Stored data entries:

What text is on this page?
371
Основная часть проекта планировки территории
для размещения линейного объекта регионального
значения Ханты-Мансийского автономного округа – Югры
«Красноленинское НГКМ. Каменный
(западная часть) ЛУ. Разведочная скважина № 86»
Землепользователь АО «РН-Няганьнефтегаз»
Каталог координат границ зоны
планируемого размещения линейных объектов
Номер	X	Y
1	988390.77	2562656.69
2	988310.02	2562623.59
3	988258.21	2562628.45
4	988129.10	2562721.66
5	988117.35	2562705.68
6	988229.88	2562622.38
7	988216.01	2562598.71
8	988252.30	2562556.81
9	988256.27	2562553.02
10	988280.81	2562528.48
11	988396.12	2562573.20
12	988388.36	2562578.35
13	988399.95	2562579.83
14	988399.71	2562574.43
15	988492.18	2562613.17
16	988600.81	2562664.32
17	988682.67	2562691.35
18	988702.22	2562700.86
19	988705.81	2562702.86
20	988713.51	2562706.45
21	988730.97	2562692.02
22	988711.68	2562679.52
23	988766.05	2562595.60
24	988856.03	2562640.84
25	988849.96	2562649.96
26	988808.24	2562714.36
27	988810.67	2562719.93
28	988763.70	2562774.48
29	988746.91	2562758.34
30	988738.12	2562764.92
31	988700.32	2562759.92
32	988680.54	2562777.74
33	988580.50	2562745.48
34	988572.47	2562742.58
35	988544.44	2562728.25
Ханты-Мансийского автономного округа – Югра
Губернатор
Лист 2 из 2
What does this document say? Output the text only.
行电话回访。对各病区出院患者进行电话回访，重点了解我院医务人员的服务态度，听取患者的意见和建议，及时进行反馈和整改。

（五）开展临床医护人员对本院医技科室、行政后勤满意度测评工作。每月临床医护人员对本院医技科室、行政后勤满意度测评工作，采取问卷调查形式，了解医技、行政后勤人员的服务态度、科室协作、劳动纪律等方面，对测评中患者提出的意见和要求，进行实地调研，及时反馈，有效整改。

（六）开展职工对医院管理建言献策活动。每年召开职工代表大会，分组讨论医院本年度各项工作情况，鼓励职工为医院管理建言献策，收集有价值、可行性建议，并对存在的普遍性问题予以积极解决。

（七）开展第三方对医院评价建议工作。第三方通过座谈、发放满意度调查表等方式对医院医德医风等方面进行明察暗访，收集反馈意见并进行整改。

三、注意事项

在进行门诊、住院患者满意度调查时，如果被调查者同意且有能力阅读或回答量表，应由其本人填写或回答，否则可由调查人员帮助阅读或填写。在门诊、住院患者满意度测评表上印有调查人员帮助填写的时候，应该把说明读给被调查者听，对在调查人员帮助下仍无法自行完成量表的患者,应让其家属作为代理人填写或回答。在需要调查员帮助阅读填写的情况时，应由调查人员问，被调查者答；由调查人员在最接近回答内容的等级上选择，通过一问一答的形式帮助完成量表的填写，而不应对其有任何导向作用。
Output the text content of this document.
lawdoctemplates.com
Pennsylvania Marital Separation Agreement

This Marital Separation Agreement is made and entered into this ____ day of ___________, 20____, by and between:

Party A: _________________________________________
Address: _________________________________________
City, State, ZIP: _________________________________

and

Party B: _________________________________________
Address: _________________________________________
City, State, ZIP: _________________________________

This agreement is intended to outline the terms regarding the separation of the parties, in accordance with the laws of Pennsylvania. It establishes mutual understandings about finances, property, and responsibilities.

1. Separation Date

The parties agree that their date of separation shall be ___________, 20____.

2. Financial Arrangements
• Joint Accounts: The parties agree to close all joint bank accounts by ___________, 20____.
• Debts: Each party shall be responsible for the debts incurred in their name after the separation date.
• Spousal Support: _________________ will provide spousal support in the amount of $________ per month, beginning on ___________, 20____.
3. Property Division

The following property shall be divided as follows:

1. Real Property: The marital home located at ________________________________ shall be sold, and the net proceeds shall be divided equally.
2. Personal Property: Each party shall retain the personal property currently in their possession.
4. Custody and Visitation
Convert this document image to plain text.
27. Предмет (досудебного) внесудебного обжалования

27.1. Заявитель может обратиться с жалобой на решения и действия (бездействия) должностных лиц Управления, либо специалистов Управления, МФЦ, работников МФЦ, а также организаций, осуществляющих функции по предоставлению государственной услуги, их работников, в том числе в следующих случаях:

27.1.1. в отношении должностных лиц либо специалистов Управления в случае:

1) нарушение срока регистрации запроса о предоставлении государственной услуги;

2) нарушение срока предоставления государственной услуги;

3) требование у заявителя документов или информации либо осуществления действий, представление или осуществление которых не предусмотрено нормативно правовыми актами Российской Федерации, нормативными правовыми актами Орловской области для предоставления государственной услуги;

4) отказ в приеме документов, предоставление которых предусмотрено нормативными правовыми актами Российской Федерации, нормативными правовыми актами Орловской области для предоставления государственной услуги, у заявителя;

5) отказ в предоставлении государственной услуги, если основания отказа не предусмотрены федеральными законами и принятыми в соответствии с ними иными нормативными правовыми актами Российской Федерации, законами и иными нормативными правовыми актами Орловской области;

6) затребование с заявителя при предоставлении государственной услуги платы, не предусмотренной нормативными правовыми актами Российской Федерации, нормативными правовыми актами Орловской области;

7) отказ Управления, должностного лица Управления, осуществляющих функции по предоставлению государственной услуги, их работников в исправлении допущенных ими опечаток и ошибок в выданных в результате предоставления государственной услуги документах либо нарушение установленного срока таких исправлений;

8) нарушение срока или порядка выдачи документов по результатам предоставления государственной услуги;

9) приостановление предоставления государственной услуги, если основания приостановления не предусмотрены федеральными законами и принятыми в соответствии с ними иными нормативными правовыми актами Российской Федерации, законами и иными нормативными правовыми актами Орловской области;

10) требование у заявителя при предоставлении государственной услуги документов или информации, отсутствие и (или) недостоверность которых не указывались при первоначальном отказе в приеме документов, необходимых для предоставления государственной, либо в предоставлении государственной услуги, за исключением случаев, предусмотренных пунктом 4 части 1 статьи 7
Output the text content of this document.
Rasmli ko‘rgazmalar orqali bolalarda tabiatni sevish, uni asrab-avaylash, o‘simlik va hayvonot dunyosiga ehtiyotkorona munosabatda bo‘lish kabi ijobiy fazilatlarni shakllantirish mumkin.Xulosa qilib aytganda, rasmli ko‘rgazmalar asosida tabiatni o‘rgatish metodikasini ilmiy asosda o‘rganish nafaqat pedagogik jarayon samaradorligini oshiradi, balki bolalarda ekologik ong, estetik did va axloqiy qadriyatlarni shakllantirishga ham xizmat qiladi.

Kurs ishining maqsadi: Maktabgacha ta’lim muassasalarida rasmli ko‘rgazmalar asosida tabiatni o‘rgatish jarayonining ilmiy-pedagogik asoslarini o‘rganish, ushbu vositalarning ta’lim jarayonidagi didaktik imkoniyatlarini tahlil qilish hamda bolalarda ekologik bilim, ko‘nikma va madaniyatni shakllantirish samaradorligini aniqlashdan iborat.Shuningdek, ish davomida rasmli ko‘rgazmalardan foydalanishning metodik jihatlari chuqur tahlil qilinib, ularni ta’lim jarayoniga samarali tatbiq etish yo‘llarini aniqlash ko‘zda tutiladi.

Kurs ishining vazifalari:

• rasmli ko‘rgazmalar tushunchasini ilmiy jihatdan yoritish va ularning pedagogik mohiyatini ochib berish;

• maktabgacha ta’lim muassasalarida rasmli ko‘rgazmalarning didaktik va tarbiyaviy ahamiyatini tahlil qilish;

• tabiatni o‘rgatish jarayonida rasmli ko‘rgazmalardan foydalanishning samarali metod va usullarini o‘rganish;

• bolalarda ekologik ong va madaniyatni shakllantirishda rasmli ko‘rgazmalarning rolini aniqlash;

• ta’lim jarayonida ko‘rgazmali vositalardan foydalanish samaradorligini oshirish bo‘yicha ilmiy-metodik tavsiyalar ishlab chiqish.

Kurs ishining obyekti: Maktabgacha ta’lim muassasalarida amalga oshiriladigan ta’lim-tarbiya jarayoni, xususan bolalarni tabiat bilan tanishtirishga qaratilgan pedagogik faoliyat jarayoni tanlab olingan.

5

WORK TO BE COMPLETED:
Find the lines above that include the string "работников" and copy them.

PROBLEM SOLUTION:
27.1. Заявитель может обратиться с жалобой на решения и действия (бездействия) должностных лиц Управления, либо специалистов Управления, МФЦ, работников МФЦ, а также организаций, осуществляющих функции по предоставлению государственной услуги, их работников, в том числе в следующих случаях:
7) отказ Управления, должностного лица Управления, осуществляющих функции по предоставлению государственной услуги, их работников в исправлении допущенных ими опечаток и ошибок в выданных в результате предоставления государственной услуги документах либо нарушение установленного срока таких исправлений;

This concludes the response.